>> Begin EXTRACTED ENTRIES

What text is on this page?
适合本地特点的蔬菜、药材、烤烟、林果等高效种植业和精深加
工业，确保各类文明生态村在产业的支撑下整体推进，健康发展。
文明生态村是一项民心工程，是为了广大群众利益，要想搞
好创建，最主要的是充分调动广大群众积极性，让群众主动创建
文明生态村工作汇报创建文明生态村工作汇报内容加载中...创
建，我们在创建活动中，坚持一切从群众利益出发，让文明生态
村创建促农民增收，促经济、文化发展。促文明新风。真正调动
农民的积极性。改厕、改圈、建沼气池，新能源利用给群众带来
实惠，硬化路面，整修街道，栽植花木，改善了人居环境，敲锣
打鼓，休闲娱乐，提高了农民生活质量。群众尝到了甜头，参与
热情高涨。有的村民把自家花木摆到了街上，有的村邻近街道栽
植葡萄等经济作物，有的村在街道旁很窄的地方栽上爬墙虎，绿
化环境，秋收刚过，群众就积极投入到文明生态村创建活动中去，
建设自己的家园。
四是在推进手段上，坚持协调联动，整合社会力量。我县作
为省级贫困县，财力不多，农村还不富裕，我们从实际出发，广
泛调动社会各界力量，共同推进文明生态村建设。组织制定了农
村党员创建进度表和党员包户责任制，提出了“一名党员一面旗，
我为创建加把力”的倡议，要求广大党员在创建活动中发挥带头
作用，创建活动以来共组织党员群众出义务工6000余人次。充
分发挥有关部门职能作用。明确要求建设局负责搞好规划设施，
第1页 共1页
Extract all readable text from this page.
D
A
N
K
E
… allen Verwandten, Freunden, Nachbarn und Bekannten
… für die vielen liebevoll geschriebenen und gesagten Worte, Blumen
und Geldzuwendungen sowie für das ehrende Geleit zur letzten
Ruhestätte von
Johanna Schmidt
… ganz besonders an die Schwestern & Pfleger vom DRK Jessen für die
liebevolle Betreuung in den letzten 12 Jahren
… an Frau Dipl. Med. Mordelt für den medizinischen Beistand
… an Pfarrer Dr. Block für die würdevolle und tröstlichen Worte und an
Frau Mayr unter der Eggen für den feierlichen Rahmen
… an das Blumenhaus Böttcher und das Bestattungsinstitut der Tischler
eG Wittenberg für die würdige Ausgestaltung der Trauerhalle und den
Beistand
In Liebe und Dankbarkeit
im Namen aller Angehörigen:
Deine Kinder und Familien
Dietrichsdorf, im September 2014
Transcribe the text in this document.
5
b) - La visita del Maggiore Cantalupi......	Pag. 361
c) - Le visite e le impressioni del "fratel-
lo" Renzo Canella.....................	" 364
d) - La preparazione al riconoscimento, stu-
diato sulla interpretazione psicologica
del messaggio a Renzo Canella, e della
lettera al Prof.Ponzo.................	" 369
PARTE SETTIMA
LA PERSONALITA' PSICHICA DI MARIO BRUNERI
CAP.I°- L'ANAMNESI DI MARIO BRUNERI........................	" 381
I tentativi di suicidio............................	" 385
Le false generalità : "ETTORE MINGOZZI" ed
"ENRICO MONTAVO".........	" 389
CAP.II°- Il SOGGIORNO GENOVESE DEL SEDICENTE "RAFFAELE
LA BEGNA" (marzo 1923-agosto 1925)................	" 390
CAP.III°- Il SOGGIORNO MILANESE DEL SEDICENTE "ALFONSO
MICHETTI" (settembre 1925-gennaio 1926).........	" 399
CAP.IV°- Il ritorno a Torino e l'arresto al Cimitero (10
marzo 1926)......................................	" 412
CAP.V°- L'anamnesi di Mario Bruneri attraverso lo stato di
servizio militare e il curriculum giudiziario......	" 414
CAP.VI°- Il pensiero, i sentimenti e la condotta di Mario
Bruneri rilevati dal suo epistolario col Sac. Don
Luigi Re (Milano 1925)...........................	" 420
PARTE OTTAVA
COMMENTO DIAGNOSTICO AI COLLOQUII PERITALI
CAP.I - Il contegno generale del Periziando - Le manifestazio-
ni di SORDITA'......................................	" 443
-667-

>> End EXTRACTED ENTRIES

* WHAT YOU WILL DO *
Find all lines with "SEDICENTE" in them and copy each one.

* ANSWER BELOW *
CAP.II°- Il SOGGIORNO GENOVESE DEL SEDICENTE "RAFFAELE
CAP.III°- Il SOGGIORNO MILANESE DEL SEDICENTE "ALFONSO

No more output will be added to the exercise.